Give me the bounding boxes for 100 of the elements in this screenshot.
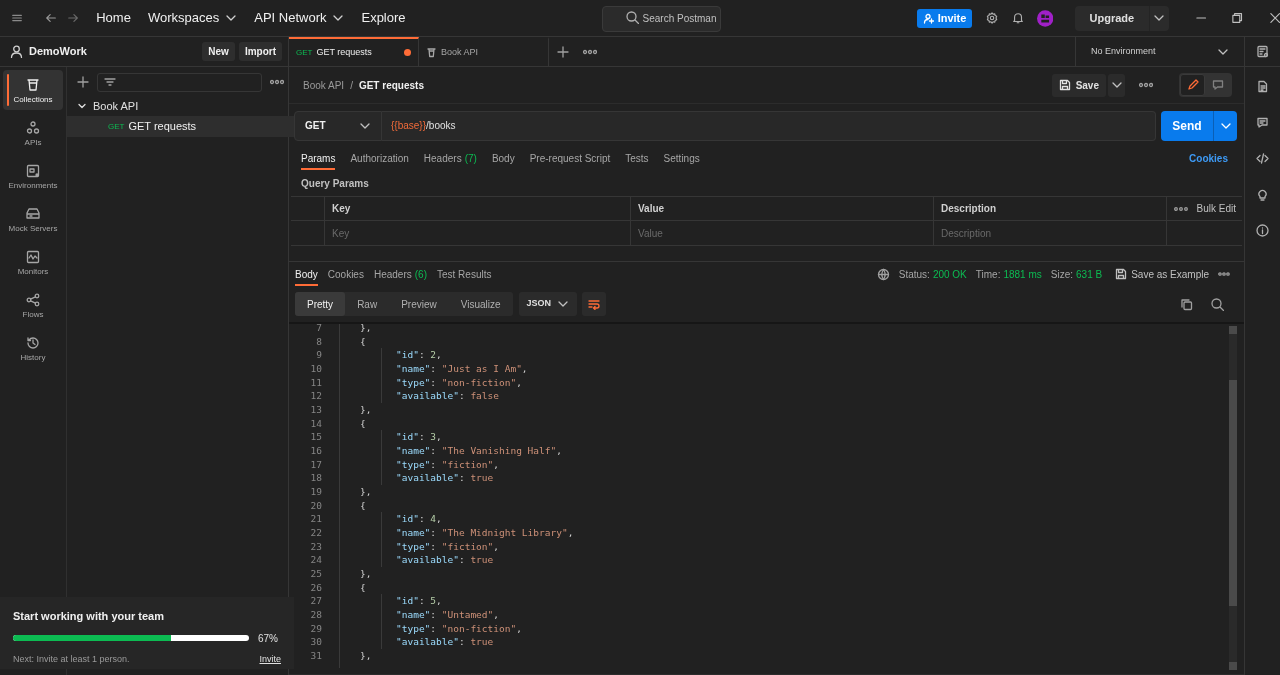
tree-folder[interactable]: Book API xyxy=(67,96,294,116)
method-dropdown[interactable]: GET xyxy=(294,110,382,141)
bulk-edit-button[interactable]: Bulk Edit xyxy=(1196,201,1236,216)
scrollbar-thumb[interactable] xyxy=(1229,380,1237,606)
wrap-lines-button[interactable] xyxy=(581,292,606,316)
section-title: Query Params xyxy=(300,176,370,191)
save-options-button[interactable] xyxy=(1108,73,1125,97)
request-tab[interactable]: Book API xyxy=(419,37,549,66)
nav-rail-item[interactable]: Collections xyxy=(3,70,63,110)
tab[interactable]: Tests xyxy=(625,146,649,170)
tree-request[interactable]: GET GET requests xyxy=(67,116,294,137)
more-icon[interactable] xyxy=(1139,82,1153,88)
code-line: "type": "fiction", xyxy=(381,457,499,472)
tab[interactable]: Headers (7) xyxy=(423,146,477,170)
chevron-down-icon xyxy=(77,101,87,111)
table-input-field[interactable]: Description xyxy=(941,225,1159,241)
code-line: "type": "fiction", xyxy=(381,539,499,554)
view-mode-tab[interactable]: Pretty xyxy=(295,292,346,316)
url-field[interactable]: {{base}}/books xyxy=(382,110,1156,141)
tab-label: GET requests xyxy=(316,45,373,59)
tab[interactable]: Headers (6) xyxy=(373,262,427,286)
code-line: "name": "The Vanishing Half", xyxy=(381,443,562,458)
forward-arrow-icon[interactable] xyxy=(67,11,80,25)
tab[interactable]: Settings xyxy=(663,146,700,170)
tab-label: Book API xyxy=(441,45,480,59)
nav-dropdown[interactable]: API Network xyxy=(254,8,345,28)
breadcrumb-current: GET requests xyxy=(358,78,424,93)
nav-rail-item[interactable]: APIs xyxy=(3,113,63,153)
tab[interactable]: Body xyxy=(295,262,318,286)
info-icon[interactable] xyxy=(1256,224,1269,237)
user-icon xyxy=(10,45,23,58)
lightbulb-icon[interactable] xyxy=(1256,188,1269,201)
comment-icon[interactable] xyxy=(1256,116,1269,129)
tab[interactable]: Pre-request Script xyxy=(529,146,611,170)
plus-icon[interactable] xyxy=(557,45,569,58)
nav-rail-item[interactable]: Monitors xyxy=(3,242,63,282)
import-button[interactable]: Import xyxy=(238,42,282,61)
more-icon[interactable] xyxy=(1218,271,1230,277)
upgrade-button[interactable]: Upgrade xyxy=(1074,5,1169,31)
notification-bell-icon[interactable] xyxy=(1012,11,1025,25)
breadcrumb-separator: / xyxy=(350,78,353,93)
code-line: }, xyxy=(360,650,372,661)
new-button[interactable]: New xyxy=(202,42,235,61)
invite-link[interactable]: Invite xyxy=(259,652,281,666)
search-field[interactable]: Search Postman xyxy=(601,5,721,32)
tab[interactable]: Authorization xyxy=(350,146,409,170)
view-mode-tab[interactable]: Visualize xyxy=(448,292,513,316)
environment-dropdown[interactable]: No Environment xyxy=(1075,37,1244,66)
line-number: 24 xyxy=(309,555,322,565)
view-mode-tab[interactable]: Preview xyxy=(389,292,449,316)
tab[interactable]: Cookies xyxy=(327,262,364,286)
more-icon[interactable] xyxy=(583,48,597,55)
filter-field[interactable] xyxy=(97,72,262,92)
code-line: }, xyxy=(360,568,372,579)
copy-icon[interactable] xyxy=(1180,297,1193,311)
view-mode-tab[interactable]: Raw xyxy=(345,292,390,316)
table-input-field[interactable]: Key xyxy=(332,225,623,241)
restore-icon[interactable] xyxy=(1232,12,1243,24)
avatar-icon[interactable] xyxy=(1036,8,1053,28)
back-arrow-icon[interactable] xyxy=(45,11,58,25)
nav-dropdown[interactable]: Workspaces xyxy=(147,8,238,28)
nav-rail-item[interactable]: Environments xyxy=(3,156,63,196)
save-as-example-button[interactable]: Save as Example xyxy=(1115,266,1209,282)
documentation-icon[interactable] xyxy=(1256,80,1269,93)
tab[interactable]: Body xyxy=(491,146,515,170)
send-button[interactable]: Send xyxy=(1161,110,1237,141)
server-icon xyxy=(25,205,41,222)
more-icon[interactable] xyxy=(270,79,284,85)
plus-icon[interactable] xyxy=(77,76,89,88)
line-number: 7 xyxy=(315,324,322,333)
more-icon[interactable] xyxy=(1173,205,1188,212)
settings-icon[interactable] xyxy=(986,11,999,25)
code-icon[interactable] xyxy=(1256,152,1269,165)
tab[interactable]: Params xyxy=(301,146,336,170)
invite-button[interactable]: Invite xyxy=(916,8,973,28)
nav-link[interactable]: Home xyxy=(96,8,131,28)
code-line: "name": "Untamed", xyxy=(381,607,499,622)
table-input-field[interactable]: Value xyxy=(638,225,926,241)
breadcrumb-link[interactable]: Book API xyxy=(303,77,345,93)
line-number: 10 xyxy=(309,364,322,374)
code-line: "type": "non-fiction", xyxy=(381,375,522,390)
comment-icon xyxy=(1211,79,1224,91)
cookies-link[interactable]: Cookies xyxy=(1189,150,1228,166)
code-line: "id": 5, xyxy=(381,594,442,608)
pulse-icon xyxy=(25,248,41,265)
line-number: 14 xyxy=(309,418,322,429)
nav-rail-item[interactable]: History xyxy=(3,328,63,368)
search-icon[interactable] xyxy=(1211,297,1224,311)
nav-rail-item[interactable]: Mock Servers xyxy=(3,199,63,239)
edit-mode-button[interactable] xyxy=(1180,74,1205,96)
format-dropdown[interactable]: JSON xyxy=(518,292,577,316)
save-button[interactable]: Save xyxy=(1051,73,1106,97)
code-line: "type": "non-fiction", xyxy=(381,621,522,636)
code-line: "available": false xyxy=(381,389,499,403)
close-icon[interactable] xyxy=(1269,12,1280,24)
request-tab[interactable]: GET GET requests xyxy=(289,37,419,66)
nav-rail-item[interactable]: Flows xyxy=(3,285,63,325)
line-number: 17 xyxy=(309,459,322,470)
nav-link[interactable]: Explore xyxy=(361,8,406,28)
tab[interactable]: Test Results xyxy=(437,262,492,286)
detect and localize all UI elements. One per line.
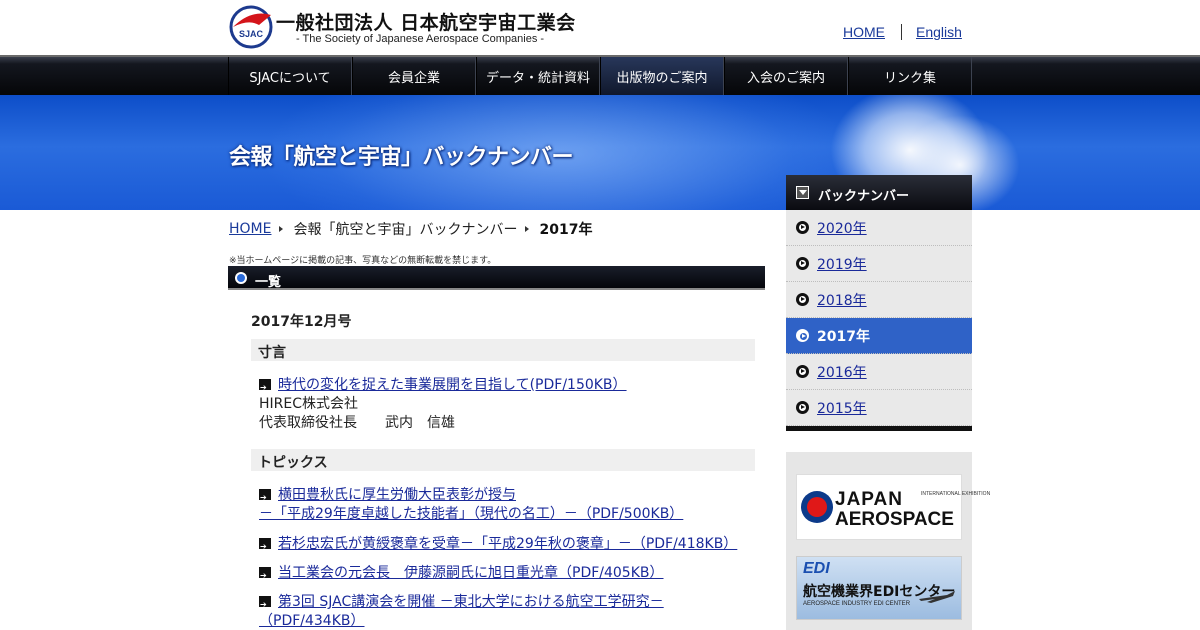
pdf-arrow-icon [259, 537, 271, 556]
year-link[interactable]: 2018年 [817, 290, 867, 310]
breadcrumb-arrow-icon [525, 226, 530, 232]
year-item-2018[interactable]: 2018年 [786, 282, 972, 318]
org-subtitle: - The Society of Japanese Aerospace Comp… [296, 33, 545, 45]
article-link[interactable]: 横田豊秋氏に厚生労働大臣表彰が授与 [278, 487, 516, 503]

———

• [WHAT YOU NEED TO DO]:
Transcribe the lines of the listing without alteration, starting with the line that contains "tree-folder[interactable]: Book API" and going on through the line that contains "wrap-lines-button[interactable] xyxy=(581,292,606,316)".

• [SOLUTION BELOW]:
tree-folder[interactable]: Book API xyxy=(67,96,294,116)
method-dropdown[interactable]: GET xyxy=(294,110,382,141)
bulk-edit-button[interactable]: Bulk Edit xyxy=(1196,201,1236,216)
scrollbar-thumb[interactable] xyxy=(1229,380,1237,606)
wrap-lines-button[interactable] xyxy=(581,292,606,316)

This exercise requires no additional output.